TASK STATEMENT: Gather all lines from the material that contain the word "базы".

EXERCISE INPUTS:
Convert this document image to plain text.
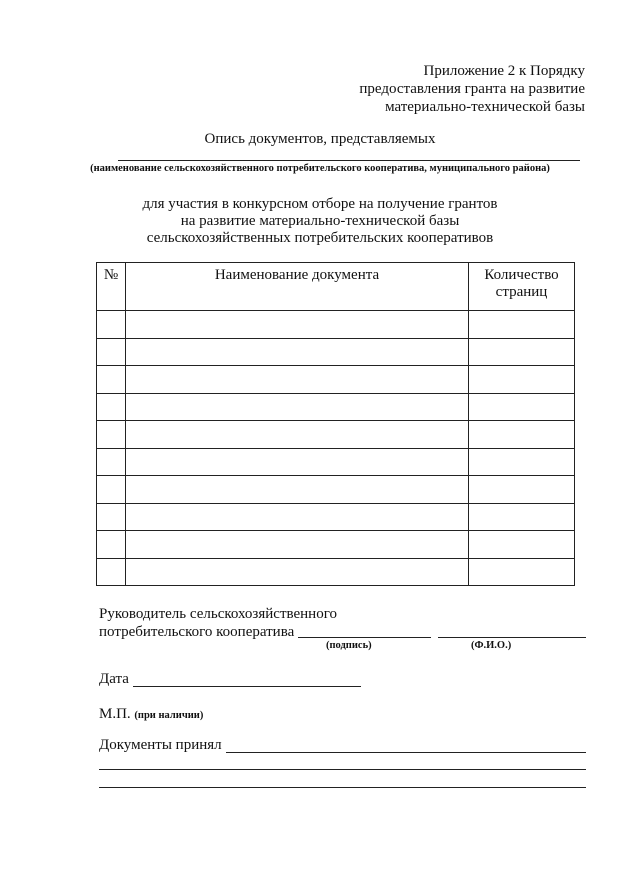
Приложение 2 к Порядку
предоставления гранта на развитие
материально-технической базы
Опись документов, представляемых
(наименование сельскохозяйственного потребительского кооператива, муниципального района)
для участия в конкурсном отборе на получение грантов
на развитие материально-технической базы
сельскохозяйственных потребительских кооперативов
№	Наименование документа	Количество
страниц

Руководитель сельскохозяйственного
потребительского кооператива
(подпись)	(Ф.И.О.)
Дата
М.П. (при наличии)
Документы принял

FULL RESPONSE:
материально-технической базы
на развитие материально-технической базы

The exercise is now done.